__PROBLEM DETAILS__
Restate the full set of records exactly, without adding or dropping a word.

__GIVEN RECORDS__
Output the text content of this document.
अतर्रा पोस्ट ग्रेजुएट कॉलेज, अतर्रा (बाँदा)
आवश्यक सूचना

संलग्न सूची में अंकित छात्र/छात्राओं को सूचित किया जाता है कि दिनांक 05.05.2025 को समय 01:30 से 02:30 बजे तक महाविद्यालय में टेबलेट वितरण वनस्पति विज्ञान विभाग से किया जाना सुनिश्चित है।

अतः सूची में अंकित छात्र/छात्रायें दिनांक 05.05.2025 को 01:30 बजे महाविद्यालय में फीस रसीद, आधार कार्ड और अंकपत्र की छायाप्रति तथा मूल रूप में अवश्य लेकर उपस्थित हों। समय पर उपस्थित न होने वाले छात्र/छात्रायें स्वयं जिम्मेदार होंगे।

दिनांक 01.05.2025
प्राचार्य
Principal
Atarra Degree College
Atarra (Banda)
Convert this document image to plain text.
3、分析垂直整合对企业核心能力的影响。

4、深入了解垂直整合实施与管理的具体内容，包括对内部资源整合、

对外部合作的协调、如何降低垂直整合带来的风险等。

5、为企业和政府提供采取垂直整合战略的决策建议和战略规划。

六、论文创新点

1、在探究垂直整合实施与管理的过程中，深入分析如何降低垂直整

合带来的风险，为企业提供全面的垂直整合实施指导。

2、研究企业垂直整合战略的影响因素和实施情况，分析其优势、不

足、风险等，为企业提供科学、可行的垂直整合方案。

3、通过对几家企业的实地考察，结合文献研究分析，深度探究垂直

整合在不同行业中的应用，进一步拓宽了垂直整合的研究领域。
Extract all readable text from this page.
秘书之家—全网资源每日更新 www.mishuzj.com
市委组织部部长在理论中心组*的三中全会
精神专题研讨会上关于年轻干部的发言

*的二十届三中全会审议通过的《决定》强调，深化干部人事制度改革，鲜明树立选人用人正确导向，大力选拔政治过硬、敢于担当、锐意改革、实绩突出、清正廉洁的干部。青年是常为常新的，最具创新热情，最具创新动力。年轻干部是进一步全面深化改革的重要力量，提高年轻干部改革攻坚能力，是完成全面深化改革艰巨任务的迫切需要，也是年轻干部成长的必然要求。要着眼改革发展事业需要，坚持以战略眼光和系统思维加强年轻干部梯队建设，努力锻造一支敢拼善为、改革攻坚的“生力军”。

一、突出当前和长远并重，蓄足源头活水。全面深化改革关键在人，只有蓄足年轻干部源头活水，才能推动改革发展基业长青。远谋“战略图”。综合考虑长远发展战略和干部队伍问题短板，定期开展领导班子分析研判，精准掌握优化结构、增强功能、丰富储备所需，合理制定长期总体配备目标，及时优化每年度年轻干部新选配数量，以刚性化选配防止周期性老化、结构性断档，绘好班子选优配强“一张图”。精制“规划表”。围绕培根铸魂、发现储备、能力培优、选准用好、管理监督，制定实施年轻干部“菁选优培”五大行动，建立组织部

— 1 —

__TASK RESULT__
Output the text content of this document.
अतर्रा पोस्ट ग्रेजुएट कॉलेज, अतर्रा (बाँदा)
आवश्यक सूचना

संलग्न सूची में अंकित छात्र/छात्राओं को सूचित किया जाता है कि दिनांक 05.05.2025 को समय 01:30 से 02:30 बजे तक महाविद्यालय में टेबलेट वितरण वनस्पति विज्ञान विभाग से किया जाना सुनिश्चित है।

अतः सूची में अंकित छात्र/छात्रायें दिनांक 05.05.2025 को 01:30 बजे महाविद्यालय में फीस रसीद, आधार कार्ड और अंकपत्र की छायाप्रति तथा मूल रूप में अवश्य लेकर उपस्थित हों। समय पर उपस्थित न होने वाले छात्र/छात्रायें स्वयं जिम्मेदार होंगे।

दिनांक 01.05.2025
प्राचार्य
Principal
Atarra Degree College
Atarra (Banda)
Convert this document image to plain text.
3、分析垂直整合对企业核心能力的影响。

4、深入了解垂直整合实施与管理的具体内容，包括对内部资源整合、

对外部合作的协调、如何降低垂直整合带来的风险等。

5、为企业和政府提供采取垂直整合战略的决策建议和战略规划。

六、论文创新点

1、在探究垂直整合实施与管理的过程中，深入分析如何降低垂直整

合带来的风险，为企业提供全面的垂直整合实施指导。

2、研究企业垂直整合战略的影响因素和实施情况，分析其优势、不

足、风险等，为企业提供科学、可行的垂直整合方案。

3、通过对几家企业的实地考察，结合文献研究分析，深度探究垂直

整合在不同行业中的应用，进一步拓宽了垂直整合的研究领域。
Extract all readable text from this page.
秘书之家—全网资源每日更新 www.mishuzj.com
市委组织部部长在理论中心组*的三中全会
精神专题研讨会上关于年轻干部的发言

*的二十届三中全会审议通过的《决定》强调，深化干部人事制度改革，鲜明树立选人用人正确导向，大力选拔政治过硬、敢于担当、锐意改革、实绩突出、清正廉洁的干部。青年是常为常新的，最具创新热情，最具创新动力。年轻干部是进一步全面深化改革的重要力量，提高年轻干部改革攻坚能力，是完成全面深化改革艰巨任务的迫切需要，也是年轻干部成长的必然要求。要着眼改革发展事业需要，坚持以战略眼光和系统思维加强年轻干部梯队建设，努力锻造一支敢拼善为、改革攻坚的“生力军”。

一、突出当前和长远并重，蓄足源头活水。全面深化改革关键在人，只有蓄足年轻干部源头活水，才能推动改革发展基业长青。远谋“战略图”。综合考虑长远发展战略和干部队伍问题短板，定期开展领导班子分析研判，精准掌握优化结构、增强功能、丰富储备所需，合理制定长期总体配备目标，及时优化每年度年轻干部新选配数量，以刚性化选配防止周期性老化、结构性断档，绘好班子选优配强“一张图”。精制“规划表”。围绕培根铸魂、发现储备、能力培优、选准用好、管理监督，制定实施年轻干部“菁选优培”五大行动，建立组织部

— 1 —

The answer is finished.